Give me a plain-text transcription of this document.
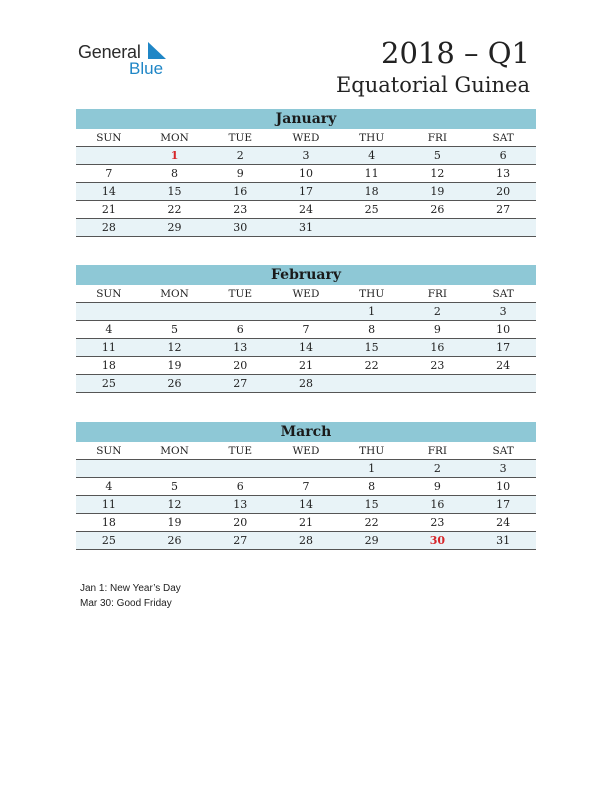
General
Blue	2018 – Q1
Equatorial Guinea
January
SUN	MON	TUE	WED	THU	FRI	SAT
	1	2	3	4	5	6
7	8	9	10	11	12	13
14	15	16	17	18	19	20
21	22	23	24	25	26	27
28	29	30	31			
February
SUN	MON	TUE	WED	THU	FRI	SAT
				1	2	3
4	5	6	7	8	9	10
11	12	13	14	15	16	17
18	19	20	21	22	23	24
25	26	27	28			
March
SUN	MON	TUE	WED	THU	FRI	SAT
				1	2	3
4	5	6	7	8	9	10
11	12	13	14	15	16	17
18	19	20	21	22	23	24
25	26	27	28	29	30	31
Jan 1: New Year’s Day
Mar 30: Good Friday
+++
Problem statement
In the copy, include no pictures; restate the listing above exactly.

Complete output
Give me a plain-text transcription of this document.
General
Blue	2018 – Q1
Equatorial Guinea
January
SUN	MON	TUE	WED	THU	FRI	SAT
	1	2	3	4	5	6
7	8	9	10	11	12	13
14	15	16	17	18	19	20
21	22	23	24	25	26	27
28	29	30	31			
February
SUN	MON	TUE	WED	THU	FRI	SAT
				1	2	3
4	5	6	7	8	9	10
11	12	13	14	15	16	17
18	19	20	21	22	23	24
25	26	27	28			
March
SUN	MON	TUE	WED	THU	FRI	SAT
				1	2	3
4	5	6	7	8	9	10
11	12	13	14	15	16	17
18	19	20	21	22	23	24
25	26	27	28	29	30	31
Jan 1: New Year’s Day
Mar 30: Good Friday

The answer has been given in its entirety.